● TASK GOAL:
In the page text about the 2025 Lion awards for Music, on whose recommendation was the decision on the awards made?

● PAGE TEXT:
The 2025 Lion awards for Music
The Golden Lion for Lifetime Achievement goes to Meredith Monk; the Silver Lion to Chuquimamani-Condori, an American of Bolivian origin, a visionary voice in contemporary experimental music.
The awards
The American composer and performer Meredith Monk is the Golden Lion for Lifetime Achievement of Biennale Musica 2025, an interdisciplinary artist whose influence extends from new experimental music to contemporary classical, from electronics to Jazz and pop, inspiring generations of artists. The Silver Lion has been awarded to Chuquimamani-Condori, an American of Bolivian origin, a visionary voice in contemporary experimental music.
The decision was made by the Board of Directors of La Biennale di Venezia at the recommendation of Caterina Barbieri, director of the Music Department.
The ceremony to award the Golden Lion and Silver Lion will take place during the 69th International Festival of Contemporary Music (11 > 25 October).

● DATASET SECTION:
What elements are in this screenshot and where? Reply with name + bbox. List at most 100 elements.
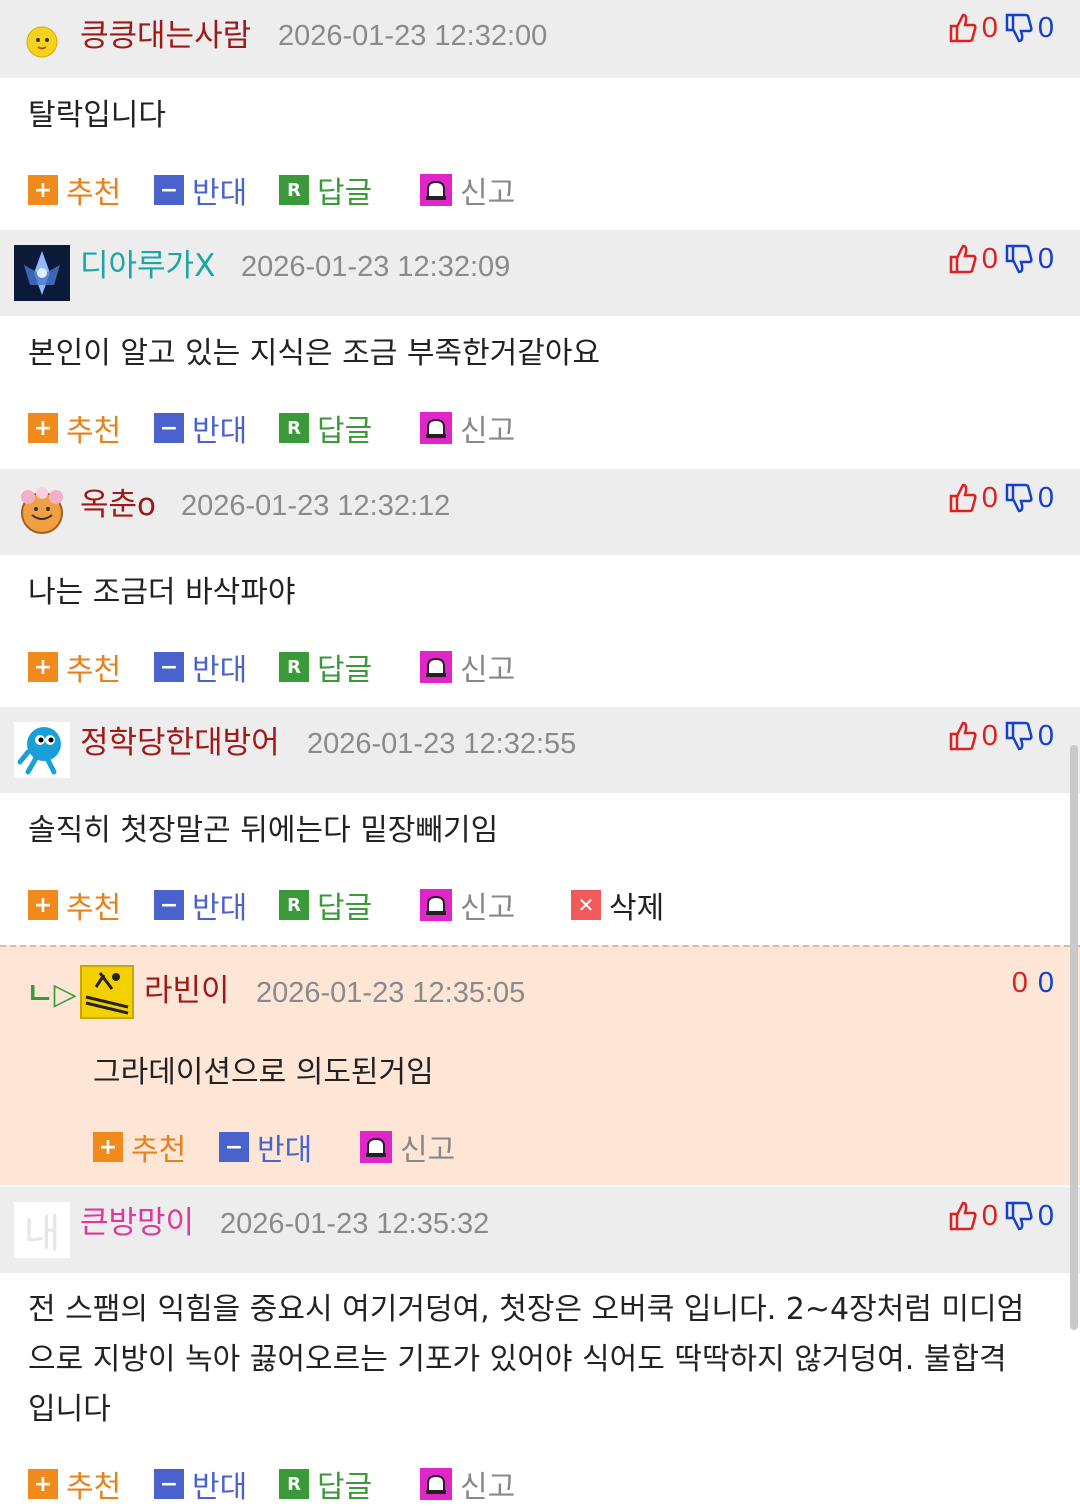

● WRITTEN REPLY:
Caterina Barbieri, director of the Music Department.